### [PROBLEM REQUIREMENTS]
Transcribe the records in full, keeping every character as it is.

# start of RECORDED INFORMATION

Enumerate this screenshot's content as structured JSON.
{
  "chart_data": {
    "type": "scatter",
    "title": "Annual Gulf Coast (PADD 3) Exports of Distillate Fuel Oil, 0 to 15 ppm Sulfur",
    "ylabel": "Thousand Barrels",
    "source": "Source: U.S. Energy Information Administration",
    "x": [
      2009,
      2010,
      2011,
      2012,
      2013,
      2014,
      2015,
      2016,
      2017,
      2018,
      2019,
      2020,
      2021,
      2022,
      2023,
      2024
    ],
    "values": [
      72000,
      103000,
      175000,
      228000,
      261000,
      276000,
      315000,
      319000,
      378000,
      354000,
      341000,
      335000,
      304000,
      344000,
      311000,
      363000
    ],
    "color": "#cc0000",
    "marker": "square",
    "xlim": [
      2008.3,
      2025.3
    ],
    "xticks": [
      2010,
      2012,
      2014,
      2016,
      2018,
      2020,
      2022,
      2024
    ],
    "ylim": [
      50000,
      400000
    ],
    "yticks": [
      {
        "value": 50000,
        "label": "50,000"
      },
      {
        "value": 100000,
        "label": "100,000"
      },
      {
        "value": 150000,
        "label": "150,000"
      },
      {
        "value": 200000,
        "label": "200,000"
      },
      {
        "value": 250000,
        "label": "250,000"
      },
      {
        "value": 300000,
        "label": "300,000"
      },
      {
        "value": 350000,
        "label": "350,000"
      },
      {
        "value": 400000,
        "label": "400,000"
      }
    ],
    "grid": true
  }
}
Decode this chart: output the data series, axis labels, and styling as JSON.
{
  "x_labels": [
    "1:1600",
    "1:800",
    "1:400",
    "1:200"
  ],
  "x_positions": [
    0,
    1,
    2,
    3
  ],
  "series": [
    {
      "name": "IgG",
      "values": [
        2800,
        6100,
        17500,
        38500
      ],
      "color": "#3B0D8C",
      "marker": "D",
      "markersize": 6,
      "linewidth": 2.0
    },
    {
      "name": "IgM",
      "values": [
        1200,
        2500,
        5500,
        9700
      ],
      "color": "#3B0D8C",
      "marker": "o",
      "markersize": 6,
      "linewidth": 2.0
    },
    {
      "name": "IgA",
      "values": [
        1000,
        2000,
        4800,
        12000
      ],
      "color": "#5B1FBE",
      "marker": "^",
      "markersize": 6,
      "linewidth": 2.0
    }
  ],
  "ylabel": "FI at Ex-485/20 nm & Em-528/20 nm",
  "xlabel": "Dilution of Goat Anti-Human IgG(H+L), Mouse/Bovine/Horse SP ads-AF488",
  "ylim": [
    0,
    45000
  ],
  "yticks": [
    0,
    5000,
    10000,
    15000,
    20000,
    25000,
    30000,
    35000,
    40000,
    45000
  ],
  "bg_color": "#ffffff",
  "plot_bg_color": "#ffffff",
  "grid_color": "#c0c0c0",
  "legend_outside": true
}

# end of RECORDED INFORMATION

### [RESPONSE]
Enumerate this screenshot's content as structured JSON.
{
  "chart_data": {
    "type": "scatter",
    "title": "Annual Gulf Coast (PADD 3) Exports of Distillate Fuel Oil, 0 to 15 ppm Sulfur",
    "ylabel": "Thousand Barrels",
    "source": "Source: U.S. Energy Information Administration",
    "x": [
      2009,
      2010,
      2011,
      2012,
      2013,
      2014,
      2015,
      2016,
      2017,
      2018,
      2019,
      2020,
      2021,
      2022,
      2023,
      2024
    ],
    "values": [
      72000,
      103000,
      175000,
      228000,
      261000,
      276000,
      315000,
      319000,
      378000,
      354000,
      341000,
      335000,
      304000,
      344000,
      311000,
      363000
    ],
    "color": "#cc0000",
    "marker": "square",
    "xlim": [
      2008.3,
      2025.3
    ],
    "xticks": [
      2010,
      2012,
      2014,
      2016,
      2018,
      2020,
      2022,
      2024
    ],
    "ylim": [
      50000,
      400000
    ],
    "yticks": [
      {
        "value": 50000,
        "label": "50,000"
      },
      {
        "value": 100000,
        "label": "100,000"
      },
      {
        "value": 150000,
        "label": "150,000"
      },
      {
        "value": 200000,
        "label": "200,000"
      },
      {
        "value": 250000,
        "label": "250,000"
      },
      {
        "value": 300000,
        "label": "300,000"
      },
      {
        "value": 350000,
        "label": "350,000"
      },
      {
        "value": 400000,
        "label": "400,000"
      }
    ],
    "grid": true
  }
}
Decode this chart: output the data series, axis labels, and styling as JSON.
{
  "x_labels": [
    "1:1600",
    "1:800",
    "1:400",
    "1:200"
  ],
  "x_positions": [
    0,
    1,
    2,
    3
  ],
  "series": [
    {
      "name": "IgG",
      "values": [
        2800,
        6100,
        17500,
        38500
      ],
      "color": "#3B0D8C",
      "marker": "D",
      "markersize": 6,
      "linewidth": 2.0
    },
    {
      "name": "IgM",
      "values": [
        1200,
        2500,
        5500,
        9700
      ],
      "color": "#3B0D8C",
      "marker": "o",
      "markersize": 6,
      "linewidth": 2.0
    },
    {
      "name": "IgA",
      "values": [
        1000,
        2000,
        4800,
        12000
      ],
      "color": "#5B1FBE",
      "marker": "^",
      "markersize": 6,
      "linewidth": 2.0
    }
  ],
  "ylabel": "FI at Ex-485/20 nm & Em-528/20 nm",
  "xlabel": "Dilution of Goat Anti-Human IgG(H+L), Mouse/Bovine/Horse SP ads-AF488",
  "ylim": [
    0,
    45000
  ],
  "yticks": [
    0,
    5000,
    10000,
    15000,
    20000,
    25000,
    30000,
    35000,
    40000,
    45000
  ],
  "bg_color": "#ffffff",
  "plot_bg_color": "#ffffff",
  "grid_color": "#c0c0c0",
  "legend_outside": true
}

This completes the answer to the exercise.